* Start Stored data *
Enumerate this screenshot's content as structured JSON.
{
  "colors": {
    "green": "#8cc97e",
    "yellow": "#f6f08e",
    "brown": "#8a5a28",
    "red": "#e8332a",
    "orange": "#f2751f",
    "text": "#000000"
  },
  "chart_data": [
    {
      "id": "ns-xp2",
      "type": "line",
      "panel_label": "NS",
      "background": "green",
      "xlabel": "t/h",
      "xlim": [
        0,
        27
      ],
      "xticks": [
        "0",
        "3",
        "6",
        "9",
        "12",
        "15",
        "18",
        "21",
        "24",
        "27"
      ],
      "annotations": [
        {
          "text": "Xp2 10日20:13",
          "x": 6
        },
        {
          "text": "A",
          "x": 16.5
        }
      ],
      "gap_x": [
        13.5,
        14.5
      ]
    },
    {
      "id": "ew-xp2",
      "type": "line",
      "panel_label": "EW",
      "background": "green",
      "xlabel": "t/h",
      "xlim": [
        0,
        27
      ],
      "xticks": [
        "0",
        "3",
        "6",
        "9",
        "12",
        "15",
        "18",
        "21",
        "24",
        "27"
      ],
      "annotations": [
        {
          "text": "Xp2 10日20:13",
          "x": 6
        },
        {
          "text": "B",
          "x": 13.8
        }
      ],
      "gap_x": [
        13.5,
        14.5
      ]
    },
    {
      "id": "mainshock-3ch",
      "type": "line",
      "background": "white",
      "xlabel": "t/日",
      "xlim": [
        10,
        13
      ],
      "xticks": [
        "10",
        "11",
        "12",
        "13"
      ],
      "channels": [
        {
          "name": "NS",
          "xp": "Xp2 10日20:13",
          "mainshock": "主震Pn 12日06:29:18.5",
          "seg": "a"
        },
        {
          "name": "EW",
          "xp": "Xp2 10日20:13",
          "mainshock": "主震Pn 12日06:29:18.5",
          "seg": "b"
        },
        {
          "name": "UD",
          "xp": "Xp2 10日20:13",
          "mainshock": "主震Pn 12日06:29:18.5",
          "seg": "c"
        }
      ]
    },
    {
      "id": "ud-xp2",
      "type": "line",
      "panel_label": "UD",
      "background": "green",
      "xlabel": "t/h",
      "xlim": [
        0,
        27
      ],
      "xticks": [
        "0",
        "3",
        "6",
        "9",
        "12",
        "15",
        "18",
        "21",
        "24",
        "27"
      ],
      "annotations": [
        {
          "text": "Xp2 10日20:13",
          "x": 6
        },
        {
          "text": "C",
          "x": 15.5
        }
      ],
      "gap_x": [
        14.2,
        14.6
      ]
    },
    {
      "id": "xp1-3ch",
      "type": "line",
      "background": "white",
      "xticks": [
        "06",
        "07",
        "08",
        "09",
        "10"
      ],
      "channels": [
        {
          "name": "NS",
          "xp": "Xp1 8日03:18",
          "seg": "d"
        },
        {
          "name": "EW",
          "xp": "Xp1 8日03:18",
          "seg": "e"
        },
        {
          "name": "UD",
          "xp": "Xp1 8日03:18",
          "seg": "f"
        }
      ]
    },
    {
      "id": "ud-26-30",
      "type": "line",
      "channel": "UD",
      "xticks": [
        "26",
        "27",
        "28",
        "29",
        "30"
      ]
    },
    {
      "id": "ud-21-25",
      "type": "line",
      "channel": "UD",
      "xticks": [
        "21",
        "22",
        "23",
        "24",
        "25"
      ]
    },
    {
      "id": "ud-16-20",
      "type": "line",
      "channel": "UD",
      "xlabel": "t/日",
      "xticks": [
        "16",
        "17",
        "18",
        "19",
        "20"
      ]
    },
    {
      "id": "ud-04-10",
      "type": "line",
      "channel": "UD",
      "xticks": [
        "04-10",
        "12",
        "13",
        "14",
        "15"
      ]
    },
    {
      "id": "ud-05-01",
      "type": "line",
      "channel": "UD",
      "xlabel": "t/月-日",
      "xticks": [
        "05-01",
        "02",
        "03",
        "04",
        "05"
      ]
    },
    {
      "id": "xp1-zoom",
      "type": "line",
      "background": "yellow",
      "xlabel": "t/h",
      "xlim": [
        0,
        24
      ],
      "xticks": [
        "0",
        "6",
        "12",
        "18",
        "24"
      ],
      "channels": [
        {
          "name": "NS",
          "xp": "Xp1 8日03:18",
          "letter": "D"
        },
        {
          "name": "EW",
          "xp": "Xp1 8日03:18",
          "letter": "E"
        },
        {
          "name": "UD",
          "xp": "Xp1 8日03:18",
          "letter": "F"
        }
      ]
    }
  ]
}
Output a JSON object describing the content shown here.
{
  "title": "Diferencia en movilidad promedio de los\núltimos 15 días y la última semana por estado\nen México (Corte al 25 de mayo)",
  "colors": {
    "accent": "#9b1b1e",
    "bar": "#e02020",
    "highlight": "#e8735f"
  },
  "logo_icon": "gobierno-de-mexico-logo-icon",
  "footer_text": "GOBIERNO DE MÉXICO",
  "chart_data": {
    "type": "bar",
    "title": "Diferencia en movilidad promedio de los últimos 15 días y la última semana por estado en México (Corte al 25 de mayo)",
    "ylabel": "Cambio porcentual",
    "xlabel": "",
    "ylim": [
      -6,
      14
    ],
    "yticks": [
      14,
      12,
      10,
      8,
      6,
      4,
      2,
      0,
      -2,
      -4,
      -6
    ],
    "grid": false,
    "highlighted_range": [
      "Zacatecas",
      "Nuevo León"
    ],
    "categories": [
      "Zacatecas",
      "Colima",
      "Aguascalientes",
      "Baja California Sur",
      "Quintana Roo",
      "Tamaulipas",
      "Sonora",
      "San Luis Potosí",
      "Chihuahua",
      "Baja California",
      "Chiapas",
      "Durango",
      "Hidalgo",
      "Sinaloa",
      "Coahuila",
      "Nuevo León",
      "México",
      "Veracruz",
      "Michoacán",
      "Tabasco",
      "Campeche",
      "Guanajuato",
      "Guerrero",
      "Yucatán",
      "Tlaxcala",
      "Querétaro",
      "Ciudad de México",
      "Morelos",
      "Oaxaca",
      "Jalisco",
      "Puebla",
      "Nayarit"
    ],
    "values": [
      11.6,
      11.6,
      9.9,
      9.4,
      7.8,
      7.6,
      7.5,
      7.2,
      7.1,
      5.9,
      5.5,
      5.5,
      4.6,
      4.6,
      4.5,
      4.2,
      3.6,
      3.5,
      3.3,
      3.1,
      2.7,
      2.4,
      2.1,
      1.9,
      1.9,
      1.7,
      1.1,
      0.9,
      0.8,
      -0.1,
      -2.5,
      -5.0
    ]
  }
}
* End Stored data *
- _Written instruction_
Write out the data exactly as it stands.

- _Result of this exercise_
Enumerate this screenshot's content as structured JSON.
{
  "colors": {
    "green": "#8cc97e",
    "yellow": "#f6f08e",
    "brown": "#8a5a28",
    "red": "#e8332a",
    "orange": "#f2751f",
    "text": "#000000"
  },
  "chart_data": [
    {
      "id": "ns-xp2",
      "type": "line",
      "panel_label": "NS",
      "background": "green",
      "xlabel": "t/h",
      "xlim": [
        0,
        27
      ],
      "xticks": [
        "0",
        "3",
        "6",
        "9",
        "12",
        "15",
        "18",
        "21",
        "24",
        "27"
      ],
      "annotations": [
        {
          "text": "Xp2 10日20:13",
          "x": 6
        },
        {
          "text": "A",
          "x": 16.5
        }
      ],
      "gap_x": [
        13.5,
        14.5
      ]
    },
    {
      "id": "ew-xp2",
      "type": "line",
      "panel_label": "EW",
      "background": "green",
      "xlabel": "t/h",
      "xlim": [
        0,
        27
      ],
      "xticks": [
        "0",
        "3",
        "6",
        "9",
        "12",
        "15",
        "18",
        "21",
        "24",
        "27"
      ],
      "annotations": [
        {
          "text": "Xp2 10日20:13",
          "x": 6
        },
        {
          "text": "B",
          "x": 13.8
        }
      ],
      "gap_x": [
        13.5,
        14.5
      ]
    },
    {
      "id": "mainshock-3ch",
      "type": "line",
      "background": "white",
      "xlabel": "t/日",
      "xlim": [
        10,
        13
      ],
      "xticks": [
        "10",
        "11",
        "12",
        "13"
      ],
      "channels": [
        {
          "name": "NS",
          "xp": "Xp2 10日20:13",
          "mainshock": "主震Pn 12日06:29:18.5",
          "seg": "a"
        },
        {
          "name": "EW",
          "xp": "Xp2 10日20:13",
          "mainshock": "主震Pn 12日06:29:18.5",
          "seg": "b"
        },
        {
          "name": "UD",
          "xp": "Xp2 10日20:13",
          "mainshock": "主震Pn 12日06:29:18.5",
          "seg": "c"
        }
      ]
    },
    {
      "id": "ud-xp2",
      "type": "line",
      "panel_label": "UD",
      "background": "green",
      "xlabel": "t/h",
      "xlim": [
        0,
        27
      ],
      "xticks": [
        "0",
        "3",
        "6",
        "9",
        "12",
        "15",
        "18",
        "21",
        "24",
        "27"
      ],
      "annotations": [
        {
          "text": "Xp2 10日20:13",
          "x": 6
        },
        {
          "text": "C",
          "x": 15.5
        }
      ],
      "gap_x": [
        14.2,
        14.6
      ]
    },
    {
      "id": "xp1-3ch",
      "type": "line",
      "background": "white",
      "xticks": [
        "06",
        "07",
        "08",
        "09",
        "10"
      ],
      "channels": [
        {
          "name": "NS",
          "xp": "Xp1 8日03:18",
          "seg": "d"
        },
        {
          "name": "EW",
          "xp": "Xp1 8日03:18",
          "seg": "e"
        },
        {
          "name": "UD",
          "xp": "Xp1 8日03:18",
          "seg": "f"
        }
      ]
    },
    {
      "id": "ud-26-30",
      "type": "line",
      "channel": "UD",
      "xticks": [
        "26",
        "27",
        "28",
        "29",
        "30"
      ]
    },
    {
      "id": "ud-21-25",
      "type": "line",
      "channel": "UD",
      "xticks": [
        "21",
        "22",
        "23",
        "24",
        "25"
      ]
    },
    {
      "id": "ud-16-20",
      "type": "line",
      "channel": "UD",
      "xlabel": "t/日",
      "xticks": [
        "16",
        "17",
        "18",
        "19",
        "20"
      ]
    },
    {
      "id": "ud-04-10",
      "type": "line",
      "channel": "UD",
      "xticks": [
        "04-10",
        "12",
        "13",
        "14",
        "15"
      ]
    },
    {
      "id": "ud-05-01",
      "type": "line",
      "channel": "UD",
      "xlabel": "t/月-日",
      "xticks": [
        "05-01",
        "02",
        "03",
        "04",
        "05"
      ]
    },
    {
      "id": "xp1-zoom",
      "type": "line",
      "background": "yellow",
      "xlabel": "t/h",
      "xlim": [
        0,
        24
      ],
      "xticks": [
        "0",
        "6",
        "12",
        "18",
        "24"
      ],
      "channels": [
        {
          "name": "NS",
          "xp": "Xp1 8日03:18",
          "letter": "D"
        },
        {
          "name": "EW",
          "xp": "Xp1 8日03:18",
          "letter": "E"
        },
        {
          "name": "UD",
          "xp": "Xp1 8日03:18",
          "letter": "F"
        }
      ]
    }
  ]
}
Output a JSON object describing the content shown here.
{
  "title": "Diferencia en movilidad promedio de los\núltimos 15 días y la última semana por estado\nen México (Corte al 25 de mayo)",
  "colors": {
    "accent": "#9b1b1e",
    "bar": "#e02020",
    "highlight": "#e8735f"
  },
  "logo_icon": "gobierno-de-mexico-logo-icon",
  "footer_text": "GOBIERNO DE MÉXICO",
  "chart_data": {
    "type": "bar",
    "title": "Diferencia en movilidad promedio de los últimos 15 días y la última semana por estado en México (Corte al 25 de mayo)",
    "ylabel": "Cambio porcentual",
    "xlabel": "",
    "ylim": [
      -6,
      14
    ],
    "yticks": [
      14,
      12,
      10,
      8,
      6,
      4,
      2,
      0,
      -2,
      -4,
      -6
    ],
    "grid": false,
    "highlighted_range": [
      "Zacatecas",
      "Nuevo León"
    ],
    "categories": [
      "Zacatecas",
      "Colima",
      "Aguascalientes",
      "Baja California Sur",
      "Quintana Roo",
      "Tamaulipas",
      "Sonora",
      "San Luis Potosí",
      "Chihuahua",
      "Baja California",
      "Chiapas",
      "Durango",
      "Hidalgo",
      "Sinaloa",
      "Coahuila",
      "Nuevo León",
      "México",
      "Veracruz",
      "Michoacán",
      "Tabasco",
      "Campeche",
      "Guanajuato",
      "Guerrero",
      "Yucatán",
      "Tlaxcala",
      "Querétaro",
      "Ciudad de México",
      "Morelos",
      "Oaxaca",
      "Jalisco",
      "Puebla",
      "Nayarit"
    ],
    "values": [
      11.6,
      11.6,
      9.9,
      9.4,
      7.8,
      7.6,
      7.5,
      7.2,
      7.1,
      5.9,
      5.5,
      5.5,
      4.6,
      4.6,
      4.5,
      4.2,
      3.6,
      3.5,
      3.3,
      3.1,
      2.7,
      2.4,
      2.1,
      1.9,
      1.9,
      1.7,
      1.1,
      0.9,
      0.8,
      -0.1,
      -2.5,
      -5.0
    ]
  }
}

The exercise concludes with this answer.